Exercise details:
Examine the entries and show every line in which the word "Measured" is found.

Start of The input

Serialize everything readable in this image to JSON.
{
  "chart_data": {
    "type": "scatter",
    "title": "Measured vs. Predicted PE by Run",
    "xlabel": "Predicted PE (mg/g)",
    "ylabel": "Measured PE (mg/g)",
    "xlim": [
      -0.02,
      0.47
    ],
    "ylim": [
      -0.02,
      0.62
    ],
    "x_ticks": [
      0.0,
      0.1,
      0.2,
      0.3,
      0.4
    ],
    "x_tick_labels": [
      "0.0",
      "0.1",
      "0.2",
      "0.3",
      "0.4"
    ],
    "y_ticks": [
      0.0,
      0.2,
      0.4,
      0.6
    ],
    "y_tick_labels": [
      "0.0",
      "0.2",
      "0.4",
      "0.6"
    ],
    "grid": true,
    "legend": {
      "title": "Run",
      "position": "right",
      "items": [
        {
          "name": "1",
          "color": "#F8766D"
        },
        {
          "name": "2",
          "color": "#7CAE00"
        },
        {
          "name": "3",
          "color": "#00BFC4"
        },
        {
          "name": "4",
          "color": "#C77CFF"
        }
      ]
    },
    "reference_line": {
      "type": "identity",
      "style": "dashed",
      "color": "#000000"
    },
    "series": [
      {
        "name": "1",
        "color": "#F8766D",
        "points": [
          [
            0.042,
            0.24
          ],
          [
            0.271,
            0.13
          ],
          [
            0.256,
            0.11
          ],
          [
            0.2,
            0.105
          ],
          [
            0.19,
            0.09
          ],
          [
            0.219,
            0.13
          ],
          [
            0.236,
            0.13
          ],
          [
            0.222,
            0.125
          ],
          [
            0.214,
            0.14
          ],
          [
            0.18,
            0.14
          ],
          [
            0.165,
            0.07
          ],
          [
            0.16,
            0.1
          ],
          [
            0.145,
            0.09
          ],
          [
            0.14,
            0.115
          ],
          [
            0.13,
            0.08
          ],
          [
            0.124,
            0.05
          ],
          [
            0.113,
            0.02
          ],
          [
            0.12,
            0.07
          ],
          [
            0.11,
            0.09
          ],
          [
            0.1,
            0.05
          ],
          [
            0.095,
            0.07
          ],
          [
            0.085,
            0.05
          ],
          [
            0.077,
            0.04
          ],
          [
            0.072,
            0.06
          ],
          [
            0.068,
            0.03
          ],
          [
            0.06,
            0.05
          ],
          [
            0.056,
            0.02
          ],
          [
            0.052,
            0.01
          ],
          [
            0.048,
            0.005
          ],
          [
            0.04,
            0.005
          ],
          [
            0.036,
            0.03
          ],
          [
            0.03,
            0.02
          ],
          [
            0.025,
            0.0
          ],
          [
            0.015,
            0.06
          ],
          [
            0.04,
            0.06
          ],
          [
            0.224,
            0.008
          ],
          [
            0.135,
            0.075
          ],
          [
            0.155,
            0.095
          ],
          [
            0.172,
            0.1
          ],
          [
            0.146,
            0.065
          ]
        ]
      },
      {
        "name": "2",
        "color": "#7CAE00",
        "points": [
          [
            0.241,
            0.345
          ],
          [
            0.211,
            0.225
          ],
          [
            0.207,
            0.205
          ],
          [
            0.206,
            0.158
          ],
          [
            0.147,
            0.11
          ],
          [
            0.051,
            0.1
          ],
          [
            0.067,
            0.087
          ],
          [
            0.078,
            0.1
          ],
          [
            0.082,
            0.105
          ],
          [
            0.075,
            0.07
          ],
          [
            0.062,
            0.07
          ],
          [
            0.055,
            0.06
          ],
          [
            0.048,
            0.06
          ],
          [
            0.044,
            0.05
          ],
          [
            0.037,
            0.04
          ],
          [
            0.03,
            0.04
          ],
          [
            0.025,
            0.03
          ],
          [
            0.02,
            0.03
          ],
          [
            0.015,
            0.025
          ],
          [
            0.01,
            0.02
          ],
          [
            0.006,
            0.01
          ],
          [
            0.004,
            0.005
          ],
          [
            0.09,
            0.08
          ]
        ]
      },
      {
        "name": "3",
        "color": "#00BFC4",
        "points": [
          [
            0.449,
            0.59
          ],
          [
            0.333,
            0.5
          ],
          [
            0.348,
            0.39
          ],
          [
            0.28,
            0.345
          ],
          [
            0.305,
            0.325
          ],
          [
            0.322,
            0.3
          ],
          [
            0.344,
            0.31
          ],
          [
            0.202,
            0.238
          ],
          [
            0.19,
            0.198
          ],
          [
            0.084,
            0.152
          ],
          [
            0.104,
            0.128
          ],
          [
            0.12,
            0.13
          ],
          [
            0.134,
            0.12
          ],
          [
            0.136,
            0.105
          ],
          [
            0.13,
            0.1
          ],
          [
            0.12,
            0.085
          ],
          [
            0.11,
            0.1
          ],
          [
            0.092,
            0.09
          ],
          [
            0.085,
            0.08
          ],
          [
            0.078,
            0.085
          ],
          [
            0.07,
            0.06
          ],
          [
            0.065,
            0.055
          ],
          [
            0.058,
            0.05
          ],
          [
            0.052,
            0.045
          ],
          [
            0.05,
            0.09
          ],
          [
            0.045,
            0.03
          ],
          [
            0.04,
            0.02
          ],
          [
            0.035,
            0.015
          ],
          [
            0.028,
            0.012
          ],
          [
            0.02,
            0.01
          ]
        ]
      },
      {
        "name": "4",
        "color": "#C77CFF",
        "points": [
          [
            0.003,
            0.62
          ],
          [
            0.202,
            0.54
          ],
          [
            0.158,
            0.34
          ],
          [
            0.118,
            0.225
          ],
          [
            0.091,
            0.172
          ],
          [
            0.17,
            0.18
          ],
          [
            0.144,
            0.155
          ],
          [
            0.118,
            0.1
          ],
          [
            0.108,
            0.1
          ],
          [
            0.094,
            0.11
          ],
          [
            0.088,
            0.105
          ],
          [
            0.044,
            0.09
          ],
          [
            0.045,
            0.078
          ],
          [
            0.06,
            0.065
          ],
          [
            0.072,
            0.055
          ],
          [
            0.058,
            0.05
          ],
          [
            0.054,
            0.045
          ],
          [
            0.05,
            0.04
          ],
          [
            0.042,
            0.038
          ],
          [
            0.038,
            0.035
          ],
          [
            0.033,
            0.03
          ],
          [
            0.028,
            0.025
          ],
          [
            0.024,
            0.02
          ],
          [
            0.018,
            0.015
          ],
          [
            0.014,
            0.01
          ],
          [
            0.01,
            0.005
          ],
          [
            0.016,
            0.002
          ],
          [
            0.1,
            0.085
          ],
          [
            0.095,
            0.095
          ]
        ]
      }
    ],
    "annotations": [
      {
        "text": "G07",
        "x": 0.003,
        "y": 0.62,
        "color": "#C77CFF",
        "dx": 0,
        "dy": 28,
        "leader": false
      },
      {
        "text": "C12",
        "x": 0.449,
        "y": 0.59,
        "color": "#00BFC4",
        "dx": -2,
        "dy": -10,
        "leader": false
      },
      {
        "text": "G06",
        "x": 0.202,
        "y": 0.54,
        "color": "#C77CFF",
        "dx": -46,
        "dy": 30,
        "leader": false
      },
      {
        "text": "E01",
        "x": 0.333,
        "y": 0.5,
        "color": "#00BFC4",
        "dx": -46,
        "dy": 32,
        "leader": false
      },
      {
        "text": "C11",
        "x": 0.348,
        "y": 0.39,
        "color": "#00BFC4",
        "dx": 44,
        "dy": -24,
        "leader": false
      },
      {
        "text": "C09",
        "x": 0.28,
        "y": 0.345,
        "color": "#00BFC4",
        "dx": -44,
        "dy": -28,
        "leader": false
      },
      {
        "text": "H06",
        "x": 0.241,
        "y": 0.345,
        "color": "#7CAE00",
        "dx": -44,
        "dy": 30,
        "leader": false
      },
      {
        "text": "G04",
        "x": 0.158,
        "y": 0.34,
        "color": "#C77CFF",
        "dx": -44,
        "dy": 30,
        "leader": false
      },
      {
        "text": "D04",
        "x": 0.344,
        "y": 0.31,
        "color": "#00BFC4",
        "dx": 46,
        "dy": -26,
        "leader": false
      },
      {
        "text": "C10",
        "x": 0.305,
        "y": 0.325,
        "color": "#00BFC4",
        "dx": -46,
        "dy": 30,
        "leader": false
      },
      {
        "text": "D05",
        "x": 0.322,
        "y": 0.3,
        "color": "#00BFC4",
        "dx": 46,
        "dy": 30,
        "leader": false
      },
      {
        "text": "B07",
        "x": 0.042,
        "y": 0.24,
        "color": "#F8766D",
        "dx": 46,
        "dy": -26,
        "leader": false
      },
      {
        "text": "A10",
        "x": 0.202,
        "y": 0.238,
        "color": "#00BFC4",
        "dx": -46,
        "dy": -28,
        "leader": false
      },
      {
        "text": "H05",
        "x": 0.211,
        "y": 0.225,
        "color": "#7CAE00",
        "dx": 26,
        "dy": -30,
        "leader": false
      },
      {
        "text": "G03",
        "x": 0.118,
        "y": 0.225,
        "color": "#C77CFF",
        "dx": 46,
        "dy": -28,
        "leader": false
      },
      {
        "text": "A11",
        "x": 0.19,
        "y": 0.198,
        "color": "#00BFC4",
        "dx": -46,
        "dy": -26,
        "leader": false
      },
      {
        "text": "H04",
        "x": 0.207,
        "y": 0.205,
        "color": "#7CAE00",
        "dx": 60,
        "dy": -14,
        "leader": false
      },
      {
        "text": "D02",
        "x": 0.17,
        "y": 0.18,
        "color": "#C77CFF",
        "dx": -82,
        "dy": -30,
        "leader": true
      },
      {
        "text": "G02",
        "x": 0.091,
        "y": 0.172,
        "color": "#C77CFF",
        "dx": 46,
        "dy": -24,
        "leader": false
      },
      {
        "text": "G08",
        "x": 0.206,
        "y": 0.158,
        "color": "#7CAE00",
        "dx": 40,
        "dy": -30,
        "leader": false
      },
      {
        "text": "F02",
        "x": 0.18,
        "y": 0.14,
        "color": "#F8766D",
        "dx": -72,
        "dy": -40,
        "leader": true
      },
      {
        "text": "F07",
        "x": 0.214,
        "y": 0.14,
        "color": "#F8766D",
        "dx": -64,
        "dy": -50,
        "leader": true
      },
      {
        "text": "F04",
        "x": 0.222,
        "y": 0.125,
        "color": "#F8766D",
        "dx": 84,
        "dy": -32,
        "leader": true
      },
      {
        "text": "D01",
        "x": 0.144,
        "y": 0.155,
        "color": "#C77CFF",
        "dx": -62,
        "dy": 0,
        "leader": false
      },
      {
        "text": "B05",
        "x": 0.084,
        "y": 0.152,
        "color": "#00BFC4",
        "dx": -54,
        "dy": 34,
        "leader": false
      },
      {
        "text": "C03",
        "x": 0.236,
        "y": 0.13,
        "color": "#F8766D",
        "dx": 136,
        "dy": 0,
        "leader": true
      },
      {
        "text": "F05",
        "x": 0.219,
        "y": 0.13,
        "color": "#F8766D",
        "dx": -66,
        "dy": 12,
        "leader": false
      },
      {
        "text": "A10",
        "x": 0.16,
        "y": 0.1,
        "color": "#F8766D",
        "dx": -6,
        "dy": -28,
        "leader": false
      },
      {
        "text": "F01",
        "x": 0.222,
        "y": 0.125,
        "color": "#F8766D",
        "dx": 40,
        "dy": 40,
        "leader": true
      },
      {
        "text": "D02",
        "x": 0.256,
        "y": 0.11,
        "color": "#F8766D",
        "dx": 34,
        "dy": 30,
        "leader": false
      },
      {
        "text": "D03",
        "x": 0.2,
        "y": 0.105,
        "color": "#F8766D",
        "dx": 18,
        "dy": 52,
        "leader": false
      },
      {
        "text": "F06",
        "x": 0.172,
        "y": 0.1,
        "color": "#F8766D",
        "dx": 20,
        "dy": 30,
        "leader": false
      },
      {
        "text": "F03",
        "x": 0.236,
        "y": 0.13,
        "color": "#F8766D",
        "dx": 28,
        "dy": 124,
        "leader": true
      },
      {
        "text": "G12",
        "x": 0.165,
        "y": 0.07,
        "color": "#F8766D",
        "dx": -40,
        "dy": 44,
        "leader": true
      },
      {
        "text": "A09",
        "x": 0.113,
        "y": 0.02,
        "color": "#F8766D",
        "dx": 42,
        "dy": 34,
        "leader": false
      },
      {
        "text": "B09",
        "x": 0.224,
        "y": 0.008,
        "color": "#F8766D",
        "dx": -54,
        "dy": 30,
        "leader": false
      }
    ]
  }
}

End of The input

Exercise solution:
    "title": "Measured vs. Predicted PE by Run",
    "ylabel": "Measured PE (mg/g)",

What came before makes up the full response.